Reproduce verbatim every line from the first one down to and including the line containing "25, 93, 48]".

# Extracted information start

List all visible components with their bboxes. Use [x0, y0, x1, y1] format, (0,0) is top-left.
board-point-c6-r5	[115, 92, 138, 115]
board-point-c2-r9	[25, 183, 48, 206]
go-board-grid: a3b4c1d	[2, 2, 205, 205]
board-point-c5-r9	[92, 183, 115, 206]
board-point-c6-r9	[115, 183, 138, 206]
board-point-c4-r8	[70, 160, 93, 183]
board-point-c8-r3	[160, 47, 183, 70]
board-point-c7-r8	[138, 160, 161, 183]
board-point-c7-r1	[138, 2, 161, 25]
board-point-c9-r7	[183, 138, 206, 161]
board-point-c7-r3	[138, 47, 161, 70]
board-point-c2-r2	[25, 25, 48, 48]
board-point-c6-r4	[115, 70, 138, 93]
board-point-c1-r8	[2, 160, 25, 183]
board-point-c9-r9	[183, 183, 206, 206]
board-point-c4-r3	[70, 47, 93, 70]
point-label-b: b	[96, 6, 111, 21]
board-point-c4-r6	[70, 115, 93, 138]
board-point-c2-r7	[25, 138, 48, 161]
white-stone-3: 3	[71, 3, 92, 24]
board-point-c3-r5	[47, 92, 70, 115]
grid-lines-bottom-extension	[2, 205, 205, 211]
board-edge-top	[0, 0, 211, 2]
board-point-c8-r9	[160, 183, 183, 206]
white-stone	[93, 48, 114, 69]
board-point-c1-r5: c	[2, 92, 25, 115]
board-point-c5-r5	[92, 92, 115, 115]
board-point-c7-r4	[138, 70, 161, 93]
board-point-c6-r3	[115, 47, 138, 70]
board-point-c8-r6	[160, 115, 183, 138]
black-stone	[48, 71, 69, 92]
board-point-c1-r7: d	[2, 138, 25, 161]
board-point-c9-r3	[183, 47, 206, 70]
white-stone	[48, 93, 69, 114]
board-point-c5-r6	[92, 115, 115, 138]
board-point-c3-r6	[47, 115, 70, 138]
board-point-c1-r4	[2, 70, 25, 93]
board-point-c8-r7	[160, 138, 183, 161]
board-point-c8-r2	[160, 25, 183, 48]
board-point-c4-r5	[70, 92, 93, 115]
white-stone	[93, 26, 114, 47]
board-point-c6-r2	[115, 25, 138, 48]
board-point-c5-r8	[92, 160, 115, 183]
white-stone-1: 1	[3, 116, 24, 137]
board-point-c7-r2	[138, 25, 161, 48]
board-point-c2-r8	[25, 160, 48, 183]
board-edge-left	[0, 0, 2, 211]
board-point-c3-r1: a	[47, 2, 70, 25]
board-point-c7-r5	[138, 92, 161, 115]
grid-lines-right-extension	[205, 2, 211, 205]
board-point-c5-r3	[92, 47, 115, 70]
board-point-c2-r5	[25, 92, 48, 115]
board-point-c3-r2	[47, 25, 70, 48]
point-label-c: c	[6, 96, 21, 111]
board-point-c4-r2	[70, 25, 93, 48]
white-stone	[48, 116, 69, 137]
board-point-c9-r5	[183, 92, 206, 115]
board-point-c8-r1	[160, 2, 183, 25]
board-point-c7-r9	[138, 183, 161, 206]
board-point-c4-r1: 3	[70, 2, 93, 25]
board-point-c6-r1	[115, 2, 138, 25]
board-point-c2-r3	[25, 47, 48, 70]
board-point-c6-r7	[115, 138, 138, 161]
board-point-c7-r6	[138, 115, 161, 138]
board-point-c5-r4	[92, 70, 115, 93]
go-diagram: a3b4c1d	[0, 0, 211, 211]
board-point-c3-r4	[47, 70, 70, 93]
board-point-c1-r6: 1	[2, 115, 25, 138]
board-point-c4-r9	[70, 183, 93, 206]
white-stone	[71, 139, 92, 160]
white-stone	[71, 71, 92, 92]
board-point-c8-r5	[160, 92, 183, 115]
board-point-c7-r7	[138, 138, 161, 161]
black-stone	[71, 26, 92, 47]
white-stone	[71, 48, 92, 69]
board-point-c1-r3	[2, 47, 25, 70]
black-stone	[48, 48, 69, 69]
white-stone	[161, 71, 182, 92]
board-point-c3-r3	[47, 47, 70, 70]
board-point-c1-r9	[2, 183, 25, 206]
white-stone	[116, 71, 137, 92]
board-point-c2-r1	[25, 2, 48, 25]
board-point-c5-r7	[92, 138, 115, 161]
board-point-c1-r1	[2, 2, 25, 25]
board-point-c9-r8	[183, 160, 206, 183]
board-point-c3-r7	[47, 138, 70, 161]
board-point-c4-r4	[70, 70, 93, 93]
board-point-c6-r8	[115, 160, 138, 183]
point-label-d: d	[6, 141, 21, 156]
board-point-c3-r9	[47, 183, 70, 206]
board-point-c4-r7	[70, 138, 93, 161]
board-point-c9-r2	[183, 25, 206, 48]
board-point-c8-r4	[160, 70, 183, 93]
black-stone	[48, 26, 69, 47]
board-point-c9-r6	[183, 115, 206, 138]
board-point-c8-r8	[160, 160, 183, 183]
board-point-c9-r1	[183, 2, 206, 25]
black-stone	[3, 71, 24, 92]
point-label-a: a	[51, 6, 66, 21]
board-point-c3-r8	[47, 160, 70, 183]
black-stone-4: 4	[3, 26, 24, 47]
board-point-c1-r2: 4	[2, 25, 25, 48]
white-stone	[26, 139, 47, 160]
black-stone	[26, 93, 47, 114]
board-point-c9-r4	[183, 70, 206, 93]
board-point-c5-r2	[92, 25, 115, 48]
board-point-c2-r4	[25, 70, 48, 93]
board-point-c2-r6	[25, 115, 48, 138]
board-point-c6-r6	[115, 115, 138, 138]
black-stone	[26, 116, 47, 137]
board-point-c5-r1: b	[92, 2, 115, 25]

# Extracted information end

# Output for this task
List all visible components with their bboxes. Use [x0, y0, x1, y1] format, (0,0) is top-left.
board-point-c6-r5	[115, 92, 138, 115]
board-point-c2-r9	[25, 183, 48, 206]
go-board-grid: a3b4c1d	[2, 2, 205, 205]
board-point-c5-r9	[92, 183, 115, 206]
board-point-c6-r9	[115, 183, 138, 206]
board-point-c4-r8	[70, 160, 93, 183]
board-point-c8-r3	[160, 47, 183, 70]
board-point-c7-r8	[138, 160, 161, 183]
board-point-c7-r1	[138, 2, 161, 25]
board-point-c9-r7	[183, 138, 206, 161]
board-point-c7-r3	[138, 47, 161, 70]
board-point-c2-r2	[25, 25, 48, 48]
board-point-c6-r4	[115, 70, 138, 93]
board-point-c1-r8	[2, 160, 25, 183]
board-point-c9-r9	[183, 183, 206, 206]
board-point-c4-r3	[70, 47, 93, 70]
point-label-b: b	[96, 6, 111, 21]
board-point-c4-r6	[70, 115, 93, 138]
board-point-c2-r7	[25, 138, 48, 161]
white-stone-3: 3	[71, 3, 92, 24]
board-point-c3-r5	[47, 92, 70, 115]
grid-lines-bottom-extension	[2, 205, 205, 211]
board-edge-top	[0, 0, 211, 2]
board-point-c8-r9	[160, 183, 183, 206]
white-stone	[93, 48, 114, 69]
board-point-c1-r5: c	[2, 92, 25, 115]
board-point-c5-r5	[92, 92, 115, 115]
board-point-c7-r4	[138, 70, 161, 93]
board-point-c6-r3	[115, 47, 138, 70]
board-point-c8-r6	[160, 115, 183, 138]
black-stone	[48, 71, 69, 92]
board-point-c1-r7: d	[2, 138, 25, 161]
board-point-c9-r3	[183, 47, 206, 70]
white-stone	[48, 93, 69, 114]
board-point-c5-r6	[92, 115, 115, 138]
board-point-c3-r6	[47, 115, 70, 138]
board-point-c1-r4	[2, 70, 25, 93]
board-point-c8-r7	[160, 138, 183, 161]
board-point-c8-r2	[160, 25, 183, 48]
board-point-c4-r5	[70, 92, 93, 115]
white-stone	[93, 26, 114, 47]
board-point-c6-r2	[115, 25, 138, 48]
board-point-c5-r8	[92, 160, 115, 183]
white-stone-1: 1	[3, 116, 24, 137]
board-point-c7-r2	[138, 25, 161, 48]
board-point-c2-r8	[25, 160, 48, 183]
board-edge-left	[0, 0, 2, 211]
board-point-c3-r1: a	[47, 2, 70, 25]
board-point-c7-r5	[138, 92, 161, 115]
grid-lines-right-extension	[205, 2, 211, 205]
board-point-c5-r3	[92, 47, 115, 70]
board-point-c2-r5	[25, 92, 48, 115]
board-point-c3-r2	[47, 25, 70, 48]
point-label-c: c	[6, 96, 21, 111]
board-point-c4-r2	[70, 25, 93, 48]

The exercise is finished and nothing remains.